* Start *

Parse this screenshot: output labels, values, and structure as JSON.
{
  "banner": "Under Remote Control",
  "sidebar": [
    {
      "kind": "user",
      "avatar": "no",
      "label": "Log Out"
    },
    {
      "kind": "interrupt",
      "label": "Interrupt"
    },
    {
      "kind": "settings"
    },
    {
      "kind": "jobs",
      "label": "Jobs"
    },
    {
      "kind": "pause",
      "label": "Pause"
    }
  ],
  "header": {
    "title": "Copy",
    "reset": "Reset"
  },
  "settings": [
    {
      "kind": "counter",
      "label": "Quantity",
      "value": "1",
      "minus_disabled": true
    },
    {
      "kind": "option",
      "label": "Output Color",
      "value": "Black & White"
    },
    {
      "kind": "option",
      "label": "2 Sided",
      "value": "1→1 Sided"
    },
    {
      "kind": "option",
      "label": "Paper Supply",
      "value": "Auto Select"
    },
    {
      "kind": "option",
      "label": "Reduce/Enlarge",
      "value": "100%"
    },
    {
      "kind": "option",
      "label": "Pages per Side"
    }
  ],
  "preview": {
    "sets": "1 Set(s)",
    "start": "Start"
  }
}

* End *

Given request
Return every line of the material exactly.

Task solution
Parse this screenshot: output labels, values, and structure as JSON.
{
  "banner": "Under Remote Control",
  "sidebar": [
    {
      "kind": "user",
      "avatar": "no",
      "label": "Log Out"
    },
    {
      "kind": "interrupt",
      "label": "Interrupt"
    },
    {
      "kind": "settings"
    },
    {
      "kind": "jobs",
      "label": "Jobs"
    },
    {
      "kind": "pause",
      "label": "Pause"
    }
  ],
  "header": {
    "title": "Copy",
    "reset": "Reset"
  },
  "settings": [
    {
      "kind": "counter",
      "label": "Quantity",
      "value": "1",
      "minus_disabled": true
    },
    {
      "kind": "option",
      "label": "Output Color",
      "value": "Black & White"
    },
    {
      "kind": "option",
      "label": "2 Sided",
      "value": "1→1 Sided"
    },
    {
      "kind": "option",
      "label": "Paper Supply",
      "value": "Auto Select"
    },
    {
      "kind": "option",
      "label": "Reduce/Enlarge",
      "value": "100%"
    },
    {
      "kind": "option",
      "label": "Pages per Side"
    }
  ],
  "preview": {
    "sets": "1 Set(s)",
    "start": "Start"
  }
}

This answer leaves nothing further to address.